**** Input material ****

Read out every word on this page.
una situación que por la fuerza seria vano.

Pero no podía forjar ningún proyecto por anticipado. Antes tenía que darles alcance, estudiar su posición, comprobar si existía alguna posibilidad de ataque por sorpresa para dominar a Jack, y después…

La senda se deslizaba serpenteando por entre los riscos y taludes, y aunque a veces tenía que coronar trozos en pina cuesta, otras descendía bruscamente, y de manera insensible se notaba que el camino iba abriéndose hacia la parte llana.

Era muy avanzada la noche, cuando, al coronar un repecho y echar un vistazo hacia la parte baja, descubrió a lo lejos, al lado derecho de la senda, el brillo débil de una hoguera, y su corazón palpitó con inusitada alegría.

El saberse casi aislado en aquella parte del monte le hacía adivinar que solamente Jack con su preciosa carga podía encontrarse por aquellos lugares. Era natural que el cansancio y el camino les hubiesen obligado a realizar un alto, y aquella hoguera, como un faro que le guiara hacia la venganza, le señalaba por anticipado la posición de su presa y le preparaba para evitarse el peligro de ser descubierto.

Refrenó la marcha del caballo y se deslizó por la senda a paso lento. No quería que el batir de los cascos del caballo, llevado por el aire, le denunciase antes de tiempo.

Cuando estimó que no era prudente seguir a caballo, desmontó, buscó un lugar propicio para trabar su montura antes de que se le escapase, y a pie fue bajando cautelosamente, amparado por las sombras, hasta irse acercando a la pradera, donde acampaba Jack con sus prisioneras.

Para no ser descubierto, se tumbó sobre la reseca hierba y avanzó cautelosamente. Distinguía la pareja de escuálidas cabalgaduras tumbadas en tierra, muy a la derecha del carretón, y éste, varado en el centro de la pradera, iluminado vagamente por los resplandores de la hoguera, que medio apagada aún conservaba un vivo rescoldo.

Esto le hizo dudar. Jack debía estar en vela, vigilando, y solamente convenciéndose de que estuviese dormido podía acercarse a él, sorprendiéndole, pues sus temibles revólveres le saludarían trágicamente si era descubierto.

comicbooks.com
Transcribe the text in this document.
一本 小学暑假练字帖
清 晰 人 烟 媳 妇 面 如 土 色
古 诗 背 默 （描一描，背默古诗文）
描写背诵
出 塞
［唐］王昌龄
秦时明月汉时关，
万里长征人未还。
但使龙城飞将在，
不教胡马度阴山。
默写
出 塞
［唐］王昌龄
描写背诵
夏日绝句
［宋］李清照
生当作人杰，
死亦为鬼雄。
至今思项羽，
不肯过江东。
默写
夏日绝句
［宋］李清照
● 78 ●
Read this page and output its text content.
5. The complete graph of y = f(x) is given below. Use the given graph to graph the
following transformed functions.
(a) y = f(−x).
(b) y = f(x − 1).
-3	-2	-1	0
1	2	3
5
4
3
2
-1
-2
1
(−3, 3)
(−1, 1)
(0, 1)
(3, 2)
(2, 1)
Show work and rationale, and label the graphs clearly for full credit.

****

[Problem]: Note each line of the entries that has "posición" in it, and copy those lines.

[Worked answer]:
Pero no podía forjar ningún proyecto por anticipado. Antes tenía que darles alcance, estudiar su posición, comprobar si existía alguna posibilidad de ataque por sorpresa para dominar a Jack, y después…
El saberse casi aislado en aquella parte del monte le hacía adivinar que solamente Jack con su preciosa carga podía encontrarse por aquellos lugares. Era natural que el cansancio y el camino les hubiesen obligado a realizar un alto, y aquella hoguera, como un faro que le guiara hacia la venganza, le señalaba por anticipado la posición de su presa y le preparaba para evitarse el peligro de ser descubierto.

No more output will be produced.